● INPUT FOR THIS TASK
▬▬▬▬▬▬
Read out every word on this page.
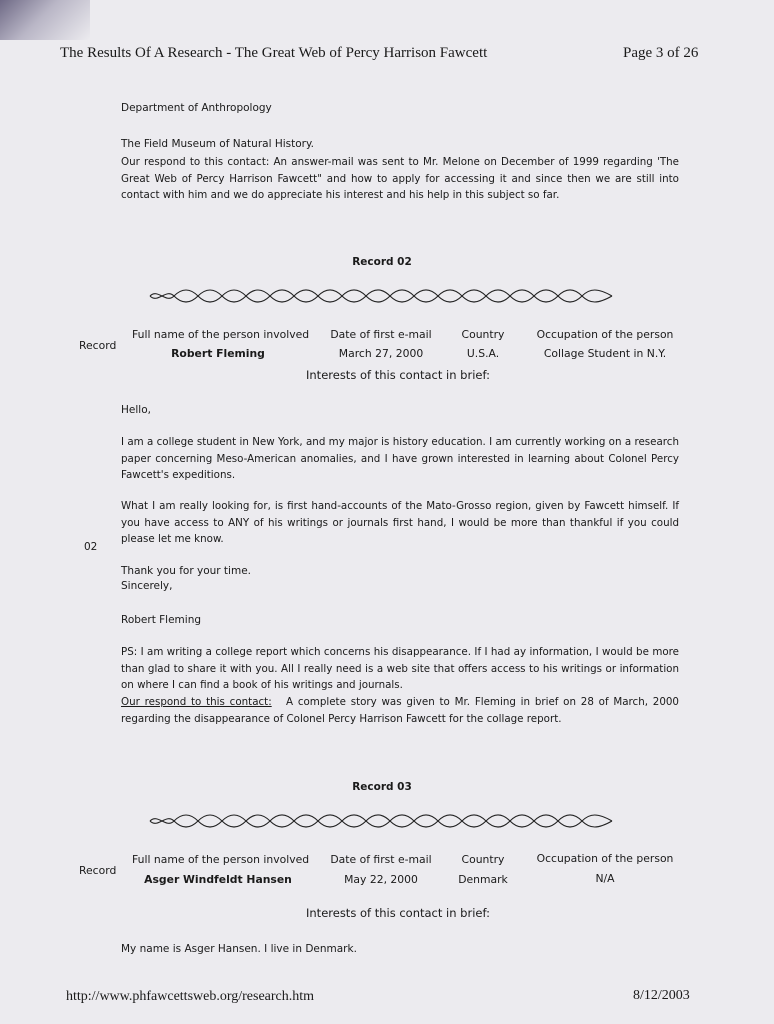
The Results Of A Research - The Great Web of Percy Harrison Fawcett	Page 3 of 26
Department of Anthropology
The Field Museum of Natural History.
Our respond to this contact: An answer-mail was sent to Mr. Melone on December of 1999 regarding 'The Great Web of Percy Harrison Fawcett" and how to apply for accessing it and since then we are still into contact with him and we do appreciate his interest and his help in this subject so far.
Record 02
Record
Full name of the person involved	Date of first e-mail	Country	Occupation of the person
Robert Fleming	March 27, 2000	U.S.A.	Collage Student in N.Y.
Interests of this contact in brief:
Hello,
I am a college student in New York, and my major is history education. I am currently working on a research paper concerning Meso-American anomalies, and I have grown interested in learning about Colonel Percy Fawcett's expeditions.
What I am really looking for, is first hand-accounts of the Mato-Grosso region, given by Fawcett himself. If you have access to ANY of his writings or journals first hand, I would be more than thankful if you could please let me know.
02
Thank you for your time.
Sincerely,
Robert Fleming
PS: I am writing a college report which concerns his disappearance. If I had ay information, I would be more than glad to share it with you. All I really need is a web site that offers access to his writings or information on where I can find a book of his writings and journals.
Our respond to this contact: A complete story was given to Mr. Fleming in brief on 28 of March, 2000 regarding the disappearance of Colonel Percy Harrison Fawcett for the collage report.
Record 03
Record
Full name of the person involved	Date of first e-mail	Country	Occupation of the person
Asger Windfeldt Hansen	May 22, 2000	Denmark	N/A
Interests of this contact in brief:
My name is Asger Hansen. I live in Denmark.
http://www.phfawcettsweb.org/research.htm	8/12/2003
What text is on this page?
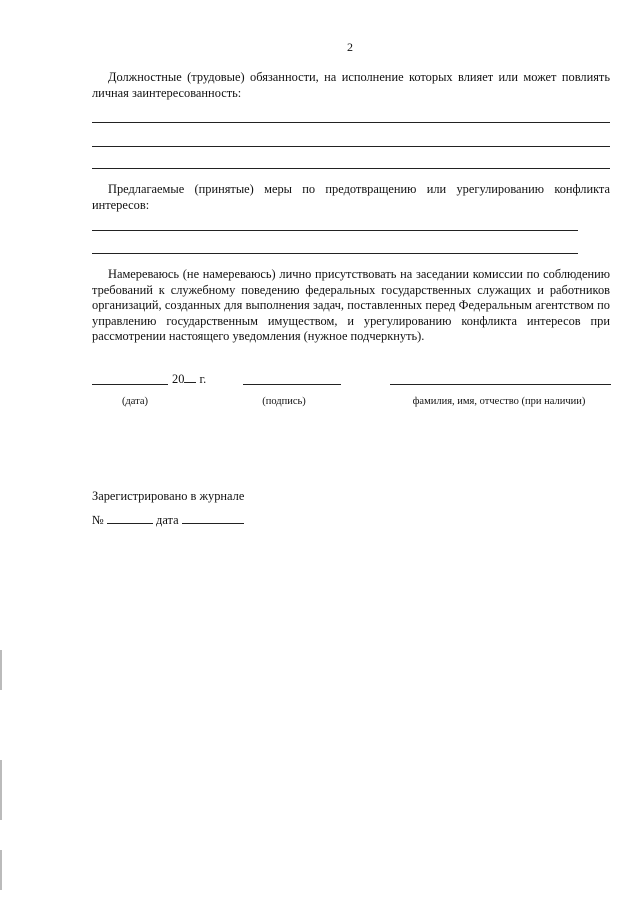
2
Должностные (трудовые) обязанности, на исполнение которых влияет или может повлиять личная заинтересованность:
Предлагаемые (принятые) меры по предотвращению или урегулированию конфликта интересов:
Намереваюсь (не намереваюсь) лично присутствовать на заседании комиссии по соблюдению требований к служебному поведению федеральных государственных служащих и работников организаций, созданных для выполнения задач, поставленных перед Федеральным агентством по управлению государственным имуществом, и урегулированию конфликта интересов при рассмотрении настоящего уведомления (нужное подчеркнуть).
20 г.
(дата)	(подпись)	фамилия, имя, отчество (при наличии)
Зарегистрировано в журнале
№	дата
▬▬▬▬▬▬
● WHAT TO DO
Pull out all lines from the entries above in which the word "Denmark" appears.

● WRITTEN SOLUTION
Asger Windfeldt Hansen	May 22, 2000	Denmark	N/A
My name is Asger Hansen. I live in Denmark.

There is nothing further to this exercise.